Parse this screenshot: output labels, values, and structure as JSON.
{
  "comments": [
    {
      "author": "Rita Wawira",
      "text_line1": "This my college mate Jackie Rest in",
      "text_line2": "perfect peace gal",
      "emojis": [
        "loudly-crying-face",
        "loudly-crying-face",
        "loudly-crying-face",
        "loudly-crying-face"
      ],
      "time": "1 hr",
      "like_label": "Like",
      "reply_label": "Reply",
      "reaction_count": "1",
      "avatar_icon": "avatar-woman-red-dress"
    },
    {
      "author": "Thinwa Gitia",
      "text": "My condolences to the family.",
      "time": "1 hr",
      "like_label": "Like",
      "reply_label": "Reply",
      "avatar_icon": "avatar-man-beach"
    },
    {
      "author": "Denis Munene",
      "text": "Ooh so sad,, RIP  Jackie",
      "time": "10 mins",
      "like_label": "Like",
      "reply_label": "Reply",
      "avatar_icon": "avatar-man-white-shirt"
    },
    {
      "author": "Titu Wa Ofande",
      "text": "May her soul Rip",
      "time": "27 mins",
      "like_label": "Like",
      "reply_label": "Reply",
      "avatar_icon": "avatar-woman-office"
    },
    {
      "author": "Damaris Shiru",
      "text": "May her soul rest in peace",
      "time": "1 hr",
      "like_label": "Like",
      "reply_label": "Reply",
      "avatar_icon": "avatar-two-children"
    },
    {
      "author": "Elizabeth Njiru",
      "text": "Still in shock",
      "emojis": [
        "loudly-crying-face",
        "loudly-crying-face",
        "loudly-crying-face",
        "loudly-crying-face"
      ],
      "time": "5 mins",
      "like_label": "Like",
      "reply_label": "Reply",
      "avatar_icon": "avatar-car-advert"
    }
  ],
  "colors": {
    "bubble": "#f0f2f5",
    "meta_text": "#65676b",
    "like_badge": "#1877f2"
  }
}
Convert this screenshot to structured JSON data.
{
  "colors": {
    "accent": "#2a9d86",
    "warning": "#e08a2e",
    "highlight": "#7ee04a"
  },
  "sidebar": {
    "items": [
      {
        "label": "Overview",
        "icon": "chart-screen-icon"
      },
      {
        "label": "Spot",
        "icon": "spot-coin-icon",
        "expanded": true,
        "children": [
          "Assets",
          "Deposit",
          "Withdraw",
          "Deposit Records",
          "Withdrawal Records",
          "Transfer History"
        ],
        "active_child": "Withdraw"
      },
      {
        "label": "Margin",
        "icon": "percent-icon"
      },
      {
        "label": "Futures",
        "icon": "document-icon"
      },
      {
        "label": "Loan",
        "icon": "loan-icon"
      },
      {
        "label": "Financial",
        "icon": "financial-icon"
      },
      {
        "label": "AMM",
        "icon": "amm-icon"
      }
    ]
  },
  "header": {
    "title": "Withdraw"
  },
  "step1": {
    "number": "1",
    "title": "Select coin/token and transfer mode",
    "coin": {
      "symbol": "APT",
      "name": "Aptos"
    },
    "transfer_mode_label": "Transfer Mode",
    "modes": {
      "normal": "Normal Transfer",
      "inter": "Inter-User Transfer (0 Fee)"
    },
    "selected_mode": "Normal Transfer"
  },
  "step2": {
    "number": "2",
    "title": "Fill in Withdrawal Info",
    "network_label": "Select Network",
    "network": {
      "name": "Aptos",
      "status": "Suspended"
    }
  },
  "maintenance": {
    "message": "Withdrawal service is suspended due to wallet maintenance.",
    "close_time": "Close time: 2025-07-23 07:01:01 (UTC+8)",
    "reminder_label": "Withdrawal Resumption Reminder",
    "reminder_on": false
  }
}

+++++

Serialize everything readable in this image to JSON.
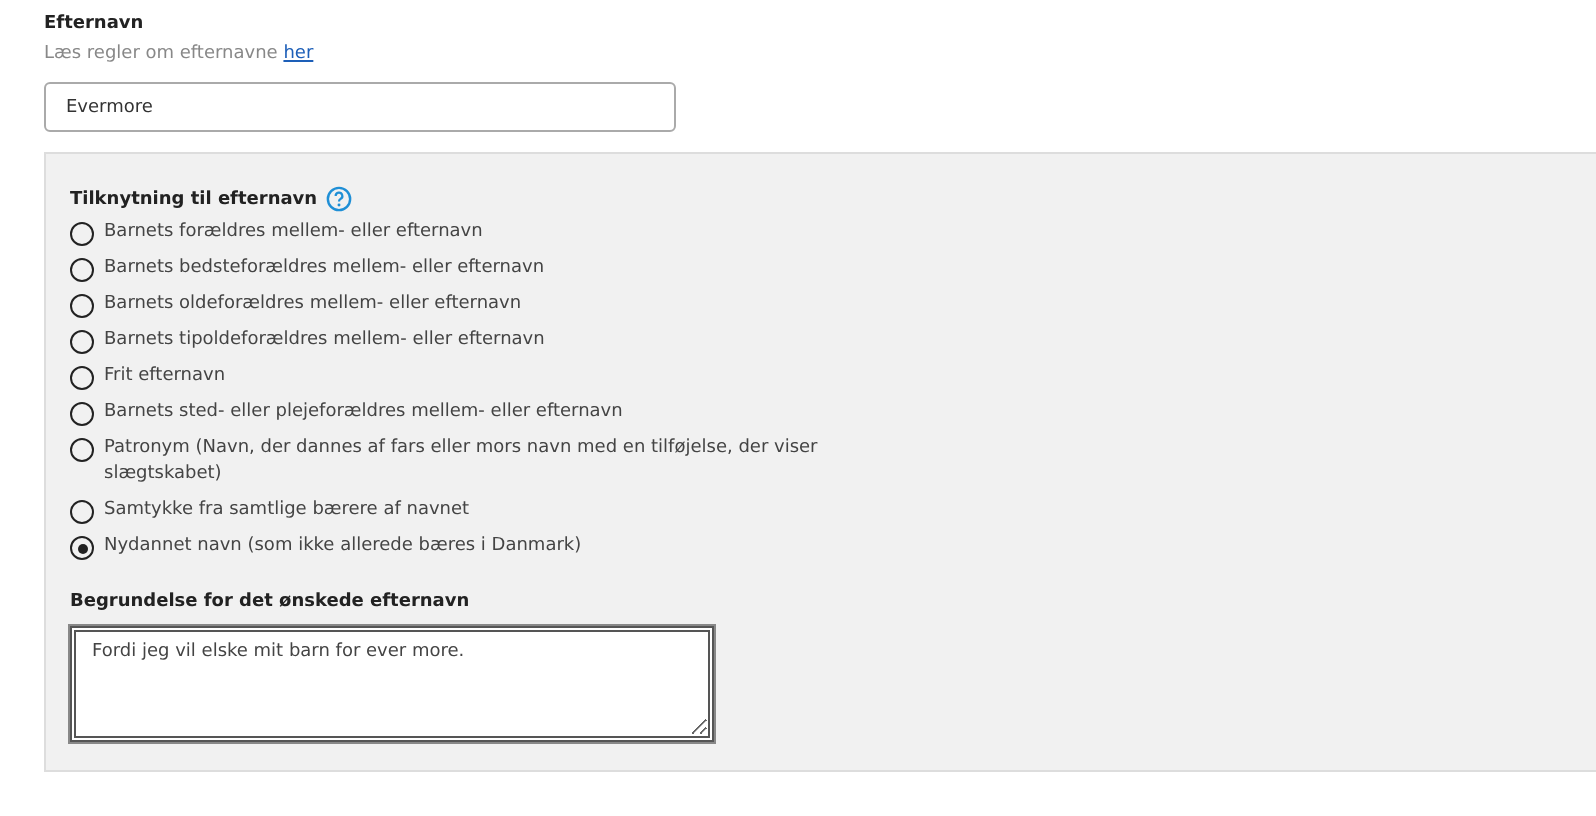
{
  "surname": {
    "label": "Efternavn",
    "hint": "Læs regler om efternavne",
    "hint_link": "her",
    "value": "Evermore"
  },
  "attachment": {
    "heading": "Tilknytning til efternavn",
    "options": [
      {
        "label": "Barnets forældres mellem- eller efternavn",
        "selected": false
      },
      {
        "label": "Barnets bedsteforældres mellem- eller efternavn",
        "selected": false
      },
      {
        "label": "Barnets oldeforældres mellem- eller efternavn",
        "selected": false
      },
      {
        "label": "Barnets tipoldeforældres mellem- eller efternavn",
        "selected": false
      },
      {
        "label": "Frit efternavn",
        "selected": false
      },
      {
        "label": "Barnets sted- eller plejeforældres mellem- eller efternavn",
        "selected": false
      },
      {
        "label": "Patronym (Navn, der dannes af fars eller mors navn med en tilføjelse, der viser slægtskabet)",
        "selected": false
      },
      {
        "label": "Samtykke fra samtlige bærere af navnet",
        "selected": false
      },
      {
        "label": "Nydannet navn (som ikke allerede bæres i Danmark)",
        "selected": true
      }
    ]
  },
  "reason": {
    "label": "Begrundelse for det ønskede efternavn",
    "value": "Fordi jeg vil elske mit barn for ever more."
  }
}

+++++

Do this: Give the number of lines in the records that contain the string "Withdrawal", with no other output.

Reply: 4